Material.
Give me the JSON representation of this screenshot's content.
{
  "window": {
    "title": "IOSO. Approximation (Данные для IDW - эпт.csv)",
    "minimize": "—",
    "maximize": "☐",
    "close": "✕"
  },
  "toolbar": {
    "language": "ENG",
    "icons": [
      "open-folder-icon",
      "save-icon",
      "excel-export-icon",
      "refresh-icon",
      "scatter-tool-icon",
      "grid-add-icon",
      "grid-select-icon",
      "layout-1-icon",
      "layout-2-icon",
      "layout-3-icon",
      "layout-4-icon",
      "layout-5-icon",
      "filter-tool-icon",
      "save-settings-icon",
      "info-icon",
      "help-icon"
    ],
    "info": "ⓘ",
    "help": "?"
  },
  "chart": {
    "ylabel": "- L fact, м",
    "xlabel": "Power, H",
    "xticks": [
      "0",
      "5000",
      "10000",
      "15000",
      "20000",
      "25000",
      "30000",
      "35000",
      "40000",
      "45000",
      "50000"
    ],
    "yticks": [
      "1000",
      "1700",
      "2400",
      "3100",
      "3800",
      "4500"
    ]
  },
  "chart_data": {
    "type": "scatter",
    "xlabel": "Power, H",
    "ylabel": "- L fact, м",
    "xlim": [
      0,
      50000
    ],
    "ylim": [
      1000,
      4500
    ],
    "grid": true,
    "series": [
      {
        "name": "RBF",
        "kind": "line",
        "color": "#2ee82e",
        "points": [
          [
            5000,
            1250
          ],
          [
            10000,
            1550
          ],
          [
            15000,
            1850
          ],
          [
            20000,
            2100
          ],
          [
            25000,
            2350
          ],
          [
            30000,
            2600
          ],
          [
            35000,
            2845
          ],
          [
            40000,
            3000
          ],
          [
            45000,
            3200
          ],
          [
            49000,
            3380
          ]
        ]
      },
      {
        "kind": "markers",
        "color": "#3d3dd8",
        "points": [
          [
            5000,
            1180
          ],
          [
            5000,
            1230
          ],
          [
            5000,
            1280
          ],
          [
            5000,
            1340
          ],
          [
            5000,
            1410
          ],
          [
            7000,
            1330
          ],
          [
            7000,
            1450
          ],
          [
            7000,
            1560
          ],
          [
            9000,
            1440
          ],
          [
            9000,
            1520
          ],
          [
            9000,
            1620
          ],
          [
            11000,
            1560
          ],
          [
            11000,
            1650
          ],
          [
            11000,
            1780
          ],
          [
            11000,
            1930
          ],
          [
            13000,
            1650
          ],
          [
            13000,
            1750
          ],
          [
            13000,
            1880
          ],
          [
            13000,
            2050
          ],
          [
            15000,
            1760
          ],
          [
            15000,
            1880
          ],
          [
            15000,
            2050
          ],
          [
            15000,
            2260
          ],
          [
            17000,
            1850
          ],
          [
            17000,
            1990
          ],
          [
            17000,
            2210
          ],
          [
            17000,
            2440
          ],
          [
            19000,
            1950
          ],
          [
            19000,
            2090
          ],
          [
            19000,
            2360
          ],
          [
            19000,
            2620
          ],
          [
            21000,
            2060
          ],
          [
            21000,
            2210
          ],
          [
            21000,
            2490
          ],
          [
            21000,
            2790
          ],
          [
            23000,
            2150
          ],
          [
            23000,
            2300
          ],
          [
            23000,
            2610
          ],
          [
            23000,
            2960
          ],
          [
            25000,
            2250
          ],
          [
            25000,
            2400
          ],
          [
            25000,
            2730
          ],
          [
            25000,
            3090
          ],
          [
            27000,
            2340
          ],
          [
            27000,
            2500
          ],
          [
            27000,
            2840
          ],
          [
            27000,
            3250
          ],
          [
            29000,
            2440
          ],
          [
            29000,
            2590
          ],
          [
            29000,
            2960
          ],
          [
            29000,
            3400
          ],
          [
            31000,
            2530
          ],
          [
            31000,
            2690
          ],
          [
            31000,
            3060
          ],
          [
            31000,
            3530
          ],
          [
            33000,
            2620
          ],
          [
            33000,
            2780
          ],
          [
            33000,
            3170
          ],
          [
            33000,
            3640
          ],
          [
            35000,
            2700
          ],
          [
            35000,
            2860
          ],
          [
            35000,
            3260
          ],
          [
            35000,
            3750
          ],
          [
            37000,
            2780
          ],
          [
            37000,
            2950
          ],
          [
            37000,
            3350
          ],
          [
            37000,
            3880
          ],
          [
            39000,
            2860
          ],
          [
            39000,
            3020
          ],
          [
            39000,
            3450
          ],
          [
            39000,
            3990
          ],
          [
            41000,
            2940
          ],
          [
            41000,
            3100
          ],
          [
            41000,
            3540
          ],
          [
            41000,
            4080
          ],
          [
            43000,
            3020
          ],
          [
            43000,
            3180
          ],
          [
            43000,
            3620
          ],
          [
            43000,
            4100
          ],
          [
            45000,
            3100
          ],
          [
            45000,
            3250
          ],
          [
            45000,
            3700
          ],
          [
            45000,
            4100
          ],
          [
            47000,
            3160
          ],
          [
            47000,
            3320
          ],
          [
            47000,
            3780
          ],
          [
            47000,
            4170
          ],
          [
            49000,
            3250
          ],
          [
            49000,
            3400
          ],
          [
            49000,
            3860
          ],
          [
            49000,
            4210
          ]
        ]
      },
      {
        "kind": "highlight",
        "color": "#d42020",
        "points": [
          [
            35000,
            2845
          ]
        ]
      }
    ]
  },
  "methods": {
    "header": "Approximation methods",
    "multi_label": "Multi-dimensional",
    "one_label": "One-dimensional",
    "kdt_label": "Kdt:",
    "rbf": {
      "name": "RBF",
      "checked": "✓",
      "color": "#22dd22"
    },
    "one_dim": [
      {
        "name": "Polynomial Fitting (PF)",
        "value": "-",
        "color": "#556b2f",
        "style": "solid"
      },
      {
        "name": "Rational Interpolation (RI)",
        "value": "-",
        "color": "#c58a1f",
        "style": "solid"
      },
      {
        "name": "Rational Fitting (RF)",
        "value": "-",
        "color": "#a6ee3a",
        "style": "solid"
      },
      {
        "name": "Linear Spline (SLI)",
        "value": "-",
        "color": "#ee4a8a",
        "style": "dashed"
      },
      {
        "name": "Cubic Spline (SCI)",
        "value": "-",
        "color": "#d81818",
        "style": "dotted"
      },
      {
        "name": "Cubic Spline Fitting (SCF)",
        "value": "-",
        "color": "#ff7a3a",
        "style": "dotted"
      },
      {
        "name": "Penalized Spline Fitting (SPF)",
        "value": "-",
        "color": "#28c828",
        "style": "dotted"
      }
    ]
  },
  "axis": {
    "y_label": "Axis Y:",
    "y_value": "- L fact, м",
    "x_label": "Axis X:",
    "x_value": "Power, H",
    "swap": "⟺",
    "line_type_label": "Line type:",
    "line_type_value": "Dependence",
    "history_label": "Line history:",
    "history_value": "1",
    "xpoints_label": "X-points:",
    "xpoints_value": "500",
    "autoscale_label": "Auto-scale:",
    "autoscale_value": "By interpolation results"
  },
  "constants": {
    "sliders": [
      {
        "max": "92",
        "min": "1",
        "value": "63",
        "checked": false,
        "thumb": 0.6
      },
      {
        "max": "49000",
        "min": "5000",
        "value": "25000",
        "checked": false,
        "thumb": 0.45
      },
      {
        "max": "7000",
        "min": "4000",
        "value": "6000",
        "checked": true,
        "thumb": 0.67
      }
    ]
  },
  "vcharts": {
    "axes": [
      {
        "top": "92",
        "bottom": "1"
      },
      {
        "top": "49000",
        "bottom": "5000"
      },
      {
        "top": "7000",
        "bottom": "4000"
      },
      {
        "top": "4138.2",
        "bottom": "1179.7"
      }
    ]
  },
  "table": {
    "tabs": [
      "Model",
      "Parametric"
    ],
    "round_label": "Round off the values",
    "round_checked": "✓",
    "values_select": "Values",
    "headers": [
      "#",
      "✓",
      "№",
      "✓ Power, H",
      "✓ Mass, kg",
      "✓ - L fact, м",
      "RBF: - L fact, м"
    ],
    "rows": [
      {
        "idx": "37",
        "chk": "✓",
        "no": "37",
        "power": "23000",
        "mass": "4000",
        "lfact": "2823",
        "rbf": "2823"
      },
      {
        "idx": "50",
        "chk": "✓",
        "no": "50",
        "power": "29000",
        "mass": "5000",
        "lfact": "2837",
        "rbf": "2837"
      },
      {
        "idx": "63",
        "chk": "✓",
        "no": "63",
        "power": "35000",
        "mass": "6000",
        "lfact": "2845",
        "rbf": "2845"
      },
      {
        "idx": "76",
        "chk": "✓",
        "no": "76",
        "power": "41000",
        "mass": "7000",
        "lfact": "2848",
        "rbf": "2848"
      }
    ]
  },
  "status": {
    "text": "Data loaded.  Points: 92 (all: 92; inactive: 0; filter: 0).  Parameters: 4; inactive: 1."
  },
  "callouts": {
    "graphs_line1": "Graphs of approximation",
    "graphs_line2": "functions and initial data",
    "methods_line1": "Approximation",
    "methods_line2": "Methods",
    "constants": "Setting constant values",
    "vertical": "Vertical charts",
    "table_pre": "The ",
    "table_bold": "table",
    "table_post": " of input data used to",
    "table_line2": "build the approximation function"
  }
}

To be done. Copy every line from the entries that contains the word "grid".

Solution for this exercise.
      "grid-add-icon",
      "grid-select-icon",
    "grid": true,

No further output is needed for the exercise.